Exercise objective: All of the records below need to be copied exactly.

Data excerpts:
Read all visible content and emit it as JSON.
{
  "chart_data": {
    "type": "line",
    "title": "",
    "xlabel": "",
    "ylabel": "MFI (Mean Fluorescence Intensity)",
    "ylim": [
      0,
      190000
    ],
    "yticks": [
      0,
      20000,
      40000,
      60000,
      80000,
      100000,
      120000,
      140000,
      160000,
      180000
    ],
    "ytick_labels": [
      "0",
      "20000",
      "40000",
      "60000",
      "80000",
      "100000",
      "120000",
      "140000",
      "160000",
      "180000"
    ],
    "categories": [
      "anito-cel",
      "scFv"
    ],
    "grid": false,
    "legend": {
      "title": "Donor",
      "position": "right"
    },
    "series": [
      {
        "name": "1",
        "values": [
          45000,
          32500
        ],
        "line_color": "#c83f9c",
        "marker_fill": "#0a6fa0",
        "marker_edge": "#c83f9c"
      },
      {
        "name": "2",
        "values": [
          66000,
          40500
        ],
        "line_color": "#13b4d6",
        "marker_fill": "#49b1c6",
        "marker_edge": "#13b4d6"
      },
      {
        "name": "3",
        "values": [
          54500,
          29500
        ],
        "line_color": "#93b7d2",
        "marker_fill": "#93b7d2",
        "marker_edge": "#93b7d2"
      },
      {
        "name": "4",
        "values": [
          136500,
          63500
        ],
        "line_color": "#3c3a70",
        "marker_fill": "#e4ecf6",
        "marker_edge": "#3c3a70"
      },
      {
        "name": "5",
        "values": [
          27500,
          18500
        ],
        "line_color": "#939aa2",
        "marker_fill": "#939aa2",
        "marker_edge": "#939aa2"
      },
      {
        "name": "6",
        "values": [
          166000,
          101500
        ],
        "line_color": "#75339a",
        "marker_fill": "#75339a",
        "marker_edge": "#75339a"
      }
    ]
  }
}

Output for this task:
Read all visible content and emit it as JSON.
{
  "chart_data": {
    "type": "line",
    "title": "",
    "xlabel": "",
    "ylabel": "MFI (Mean Fluorescence Intensity)",
    "ylim": [
      0,
      190000
    ],
    "yticks": [
      0,
      20000,
      40000,
      60000,
      80000,
      100000,
      120000,
      140000,
      160000,
      180000
    ],
    "ytick_labels": [
      "0",
      "20000",
      "40000",
      "60000",
      "80000",
      "100000",
      "120000",
      "140000",
      "160000",
      "180000"
    ],
    "categories": [
      "anito-cel",
      "scFv"
    ],
    "grid": false,
    "legend": {
      "title": "Donor",
      "position": "right"
    },
    "series": [
      {
        "name": "1",
        "values": [
          45000,
          32500
        ],
        "line_color": "#c83f9c",
        "marker_fill": "#0a6fa0",
        "marker_edge": "#c83f9c"
      },
      {
        "name": "2",
        "values": [
          66000,
          40500
        ],
        "line_color": "#13b4d6",
        "marker_fill": "#49b1c6",
        "marker_edge": "#13b4d6"
      },
      {
        "name": "3",
        "values": [
          54500,
          29500
        ],
        "line_color": "#93b7d2",
        "marker_fill": "#93b7d2",
        "marker_edge": "#93b7d2"
      },
      {
        "name": "4",
        "values": [
          136500,
          63500
        ],
        "line_color": "#3c3a70",
        "marker_fill": "#e4ecf6",
        "marker_edge": "#3c3a70"
      },
      {
        "name": "5",
        "values": [
          27500,
          18500
        ],
        "line_color": "#939aa2",
        "marker_fill": "#939aa2",
        "marker_edge": "#939aa2"
      },
      {
        "name": "6",
        "values": [
          166000,
          101500
        ],
        "line_color": "#75339a",
        "marker_fill": "#75339a",
        "marker_edge": "#75339a"
      }
    ]
  }
}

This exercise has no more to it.